→ GIVEN EXERCISE
Exactly repeat the line that contains "What text is on this page?", then every line after it up to and including the final line.

→ RECORDS SHOWN
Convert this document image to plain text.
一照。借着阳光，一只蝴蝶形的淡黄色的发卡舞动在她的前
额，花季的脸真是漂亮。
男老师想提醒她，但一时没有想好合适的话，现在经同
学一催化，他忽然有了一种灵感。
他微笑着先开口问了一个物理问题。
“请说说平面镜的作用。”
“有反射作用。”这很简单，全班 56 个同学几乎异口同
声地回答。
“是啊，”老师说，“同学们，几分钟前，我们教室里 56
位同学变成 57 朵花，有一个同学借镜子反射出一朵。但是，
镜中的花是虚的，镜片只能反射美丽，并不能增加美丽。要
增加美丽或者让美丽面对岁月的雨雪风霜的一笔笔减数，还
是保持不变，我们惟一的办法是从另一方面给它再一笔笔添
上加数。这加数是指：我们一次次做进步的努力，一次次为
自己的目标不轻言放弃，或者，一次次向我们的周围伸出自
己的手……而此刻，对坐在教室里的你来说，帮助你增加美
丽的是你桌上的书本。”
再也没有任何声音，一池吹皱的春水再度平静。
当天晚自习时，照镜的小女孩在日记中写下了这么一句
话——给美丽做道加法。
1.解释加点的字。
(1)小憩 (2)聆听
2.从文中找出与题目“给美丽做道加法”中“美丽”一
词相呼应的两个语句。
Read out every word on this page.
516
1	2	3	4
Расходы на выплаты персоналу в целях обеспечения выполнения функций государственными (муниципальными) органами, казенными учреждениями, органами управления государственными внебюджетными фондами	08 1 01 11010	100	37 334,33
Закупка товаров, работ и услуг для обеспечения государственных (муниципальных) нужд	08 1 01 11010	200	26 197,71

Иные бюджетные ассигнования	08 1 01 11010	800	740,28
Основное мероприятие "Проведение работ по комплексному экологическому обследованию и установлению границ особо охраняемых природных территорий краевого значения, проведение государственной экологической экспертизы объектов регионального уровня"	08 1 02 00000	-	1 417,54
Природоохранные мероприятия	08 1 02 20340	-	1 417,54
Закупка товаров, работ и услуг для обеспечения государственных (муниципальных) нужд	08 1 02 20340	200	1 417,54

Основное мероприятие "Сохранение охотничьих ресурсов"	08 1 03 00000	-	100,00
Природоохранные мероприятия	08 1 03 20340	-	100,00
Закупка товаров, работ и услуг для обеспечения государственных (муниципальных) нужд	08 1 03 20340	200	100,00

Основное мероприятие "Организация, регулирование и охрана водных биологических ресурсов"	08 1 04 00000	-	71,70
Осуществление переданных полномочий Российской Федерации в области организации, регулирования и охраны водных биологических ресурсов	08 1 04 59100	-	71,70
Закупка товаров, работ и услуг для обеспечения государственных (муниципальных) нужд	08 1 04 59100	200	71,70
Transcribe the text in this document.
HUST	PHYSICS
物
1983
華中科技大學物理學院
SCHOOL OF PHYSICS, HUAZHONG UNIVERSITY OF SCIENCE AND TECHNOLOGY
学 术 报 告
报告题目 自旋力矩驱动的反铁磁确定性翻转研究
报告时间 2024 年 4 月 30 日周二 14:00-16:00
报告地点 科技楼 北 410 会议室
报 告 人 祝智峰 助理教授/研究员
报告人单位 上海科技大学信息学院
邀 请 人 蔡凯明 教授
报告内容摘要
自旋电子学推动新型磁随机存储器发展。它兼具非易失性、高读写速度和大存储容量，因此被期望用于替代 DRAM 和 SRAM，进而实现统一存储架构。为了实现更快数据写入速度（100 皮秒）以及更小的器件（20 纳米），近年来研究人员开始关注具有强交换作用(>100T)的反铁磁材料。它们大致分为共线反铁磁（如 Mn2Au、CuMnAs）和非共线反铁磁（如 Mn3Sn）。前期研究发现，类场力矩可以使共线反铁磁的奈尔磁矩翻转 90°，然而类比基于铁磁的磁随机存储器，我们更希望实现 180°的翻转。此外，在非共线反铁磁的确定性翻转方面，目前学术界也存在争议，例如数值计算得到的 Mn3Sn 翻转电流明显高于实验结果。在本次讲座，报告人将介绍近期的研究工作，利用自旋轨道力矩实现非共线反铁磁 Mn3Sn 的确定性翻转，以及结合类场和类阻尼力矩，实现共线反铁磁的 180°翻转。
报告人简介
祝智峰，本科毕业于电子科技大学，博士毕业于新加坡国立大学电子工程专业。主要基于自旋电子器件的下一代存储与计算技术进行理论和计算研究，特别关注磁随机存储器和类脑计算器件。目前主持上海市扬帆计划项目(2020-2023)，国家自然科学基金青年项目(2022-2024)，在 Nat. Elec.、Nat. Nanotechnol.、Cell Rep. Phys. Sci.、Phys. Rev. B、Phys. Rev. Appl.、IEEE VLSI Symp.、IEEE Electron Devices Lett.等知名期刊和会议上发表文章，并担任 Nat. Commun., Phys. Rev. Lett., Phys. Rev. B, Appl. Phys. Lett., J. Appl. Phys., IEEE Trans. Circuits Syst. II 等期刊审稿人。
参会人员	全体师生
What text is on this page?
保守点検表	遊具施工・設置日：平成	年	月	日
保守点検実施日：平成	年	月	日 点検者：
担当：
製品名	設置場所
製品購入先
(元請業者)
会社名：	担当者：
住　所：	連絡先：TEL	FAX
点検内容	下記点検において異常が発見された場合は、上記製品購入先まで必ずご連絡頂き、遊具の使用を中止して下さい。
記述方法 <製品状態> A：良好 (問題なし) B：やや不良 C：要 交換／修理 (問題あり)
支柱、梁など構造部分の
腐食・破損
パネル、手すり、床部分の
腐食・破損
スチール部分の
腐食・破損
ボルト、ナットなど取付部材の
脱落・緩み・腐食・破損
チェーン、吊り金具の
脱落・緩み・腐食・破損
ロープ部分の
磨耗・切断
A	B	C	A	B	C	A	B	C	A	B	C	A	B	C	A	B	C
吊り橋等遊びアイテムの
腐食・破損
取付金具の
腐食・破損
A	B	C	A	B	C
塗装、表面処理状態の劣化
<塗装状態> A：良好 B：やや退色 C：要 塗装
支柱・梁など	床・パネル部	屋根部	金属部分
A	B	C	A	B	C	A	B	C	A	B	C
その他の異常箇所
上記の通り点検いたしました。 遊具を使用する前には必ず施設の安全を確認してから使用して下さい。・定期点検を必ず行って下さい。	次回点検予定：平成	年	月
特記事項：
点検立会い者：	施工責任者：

→ EXERCISE ANSWER
What text is on this page?
保守点検表	遊具施工・設置日：平成	年	月	日
保守点検実施日：平成	年	月	日 点検者：
担当：
製品名	設置場所
製品購入先
(元請業者)
会社名：	担当者：
住　所：	連絡先：TEL	FAX
点検内容	下記点検において異常が発見された場合は、上記製品購入先まで必ずご連絡頂き、遊具の使用を中止して下さい。
記述方法 <製品状態> A：良好 (問題なし) B：やや不良 C：要 交換／修理 (問題あり)
支柱、梁など構造部分の
腐食・破損
パネル、手すり、床部分の
腐食・破損
スチール部分の
腐食・破損
ボルト、ナットなど取付部材の
脱落・緩み・腐食・破損
チェーン、吊り金具の
脱落・緩み・腐食・破損
ロープ部分の
磨耗・切断
A	B	C	A	B	C	A	B	C	A	B	C	A	B	C	A	B	C
吊り橋等遊びアイテムの
腐食・破損
取付金具の
腐食・破損
A	B	C	A	B	C
塗装、表面処理状態の劣化
<塗装状態> A：良好 B：やや退色 C：要 塗装
支柱・梁など	床・パネル部	屋根部	金属部分
A	B	C	A	B	C	A	B	C	A	B	C
その他の異常箇所
上記の通り点検いたしました。 遊具を使用する前には必ず施設の安全を確認してから使用して下さい。・定期点検を必ず行って下さい。	次回点検予定：平成	年	月
特記事項：
点検立会い者：	施工責任者：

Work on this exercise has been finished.